Task details> Gather every line holding the string "Current".

Stored rows>
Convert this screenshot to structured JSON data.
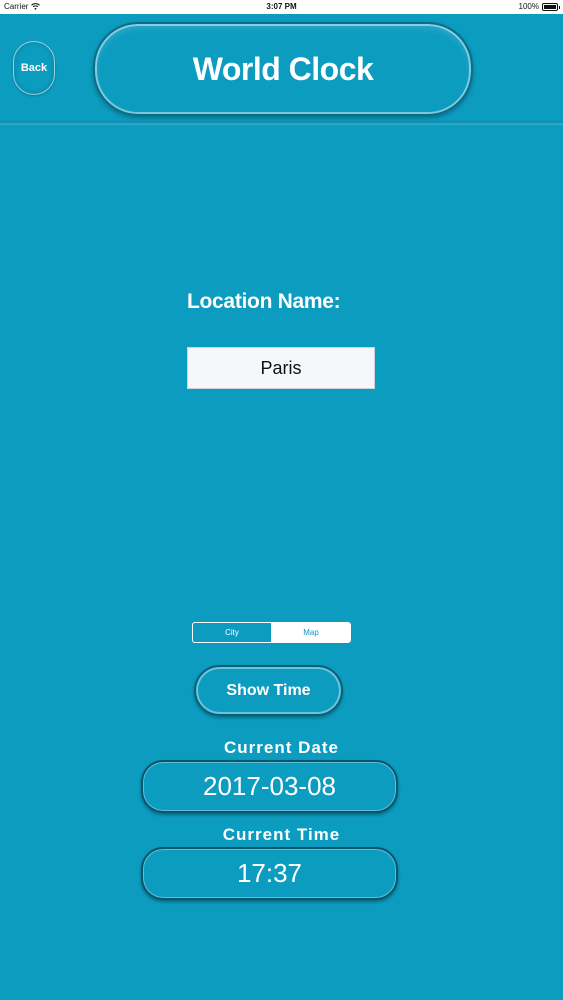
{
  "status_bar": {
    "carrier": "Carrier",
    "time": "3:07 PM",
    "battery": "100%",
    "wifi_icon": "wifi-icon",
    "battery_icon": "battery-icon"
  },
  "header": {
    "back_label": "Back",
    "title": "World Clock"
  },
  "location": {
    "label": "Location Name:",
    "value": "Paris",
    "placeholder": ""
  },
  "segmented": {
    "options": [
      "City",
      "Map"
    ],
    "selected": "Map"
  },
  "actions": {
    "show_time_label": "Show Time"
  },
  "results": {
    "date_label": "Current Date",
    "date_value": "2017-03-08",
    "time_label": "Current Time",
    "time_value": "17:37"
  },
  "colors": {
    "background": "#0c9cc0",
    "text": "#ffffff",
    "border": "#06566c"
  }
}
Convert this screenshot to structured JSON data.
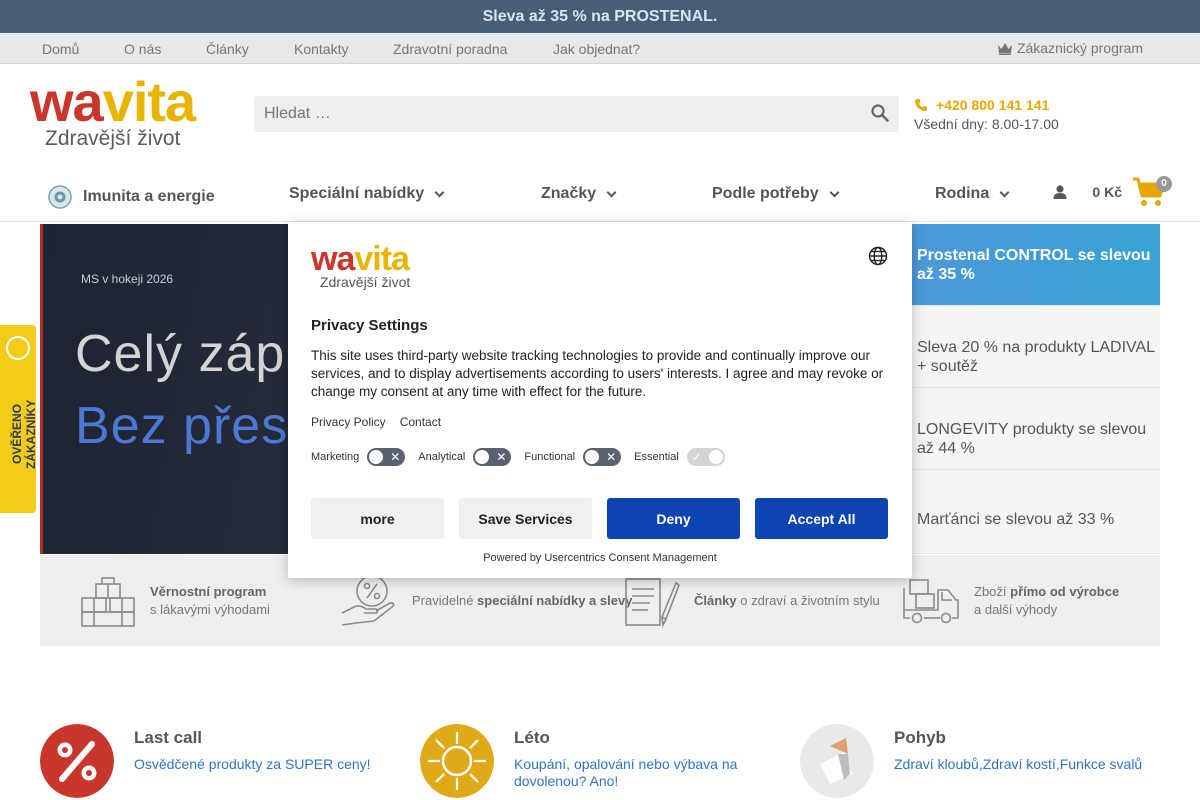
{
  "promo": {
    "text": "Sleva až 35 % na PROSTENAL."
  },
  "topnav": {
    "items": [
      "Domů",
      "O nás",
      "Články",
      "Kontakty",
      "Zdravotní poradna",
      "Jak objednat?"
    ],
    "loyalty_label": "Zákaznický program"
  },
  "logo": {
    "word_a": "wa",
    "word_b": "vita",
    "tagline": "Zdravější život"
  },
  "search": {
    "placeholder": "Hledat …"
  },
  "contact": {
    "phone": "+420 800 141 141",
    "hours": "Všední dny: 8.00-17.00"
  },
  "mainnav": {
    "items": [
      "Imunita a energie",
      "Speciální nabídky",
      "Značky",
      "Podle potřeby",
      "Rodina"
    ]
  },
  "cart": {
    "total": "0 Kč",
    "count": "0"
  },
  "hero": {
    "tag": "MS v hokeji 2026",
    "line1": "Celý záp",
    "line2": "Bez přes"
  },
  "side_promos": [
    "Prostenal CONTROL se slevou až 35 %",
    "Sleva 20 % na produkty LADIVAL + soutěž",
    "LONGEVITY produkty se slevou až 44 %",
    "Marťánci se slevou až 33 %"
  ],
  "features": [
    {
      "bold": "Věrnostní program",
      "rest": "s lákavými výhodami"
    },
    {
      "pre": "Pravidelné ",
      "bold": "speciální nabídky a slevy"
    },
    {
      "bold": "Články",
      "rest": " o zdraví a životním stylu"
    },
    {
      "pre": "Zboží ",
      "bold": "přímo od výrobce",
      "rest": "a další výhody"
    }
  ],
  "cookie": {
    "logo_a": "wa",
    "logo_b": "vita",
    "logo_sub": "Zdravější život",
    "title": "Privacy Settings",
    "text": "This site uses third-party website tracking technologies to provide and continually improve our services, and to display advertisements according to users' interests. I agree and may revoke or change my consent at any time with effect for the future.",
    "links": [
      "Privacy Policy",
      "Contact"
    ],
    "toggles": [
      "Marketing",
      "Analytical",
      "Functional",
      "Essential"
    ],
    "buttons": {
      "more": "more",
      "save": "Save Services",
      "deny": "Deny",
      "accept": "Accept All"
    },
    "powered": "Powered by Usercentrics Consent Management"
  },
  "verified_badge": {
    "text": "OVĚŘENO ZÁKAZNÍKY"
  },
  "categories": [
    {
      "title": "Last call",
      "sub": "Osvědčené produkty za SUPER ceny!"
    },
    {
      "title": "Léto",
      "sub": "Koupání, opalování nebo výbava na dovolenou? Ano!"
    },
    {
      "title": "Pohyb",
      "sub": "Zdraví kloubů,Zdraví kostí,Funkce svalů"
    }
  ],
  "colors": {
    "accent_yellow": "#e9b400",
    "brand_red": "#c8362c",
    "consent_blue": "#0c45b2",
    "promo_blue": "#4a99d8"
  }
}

Written answer>
    "date_label": "Current Date",
    "time_label": "Current Time",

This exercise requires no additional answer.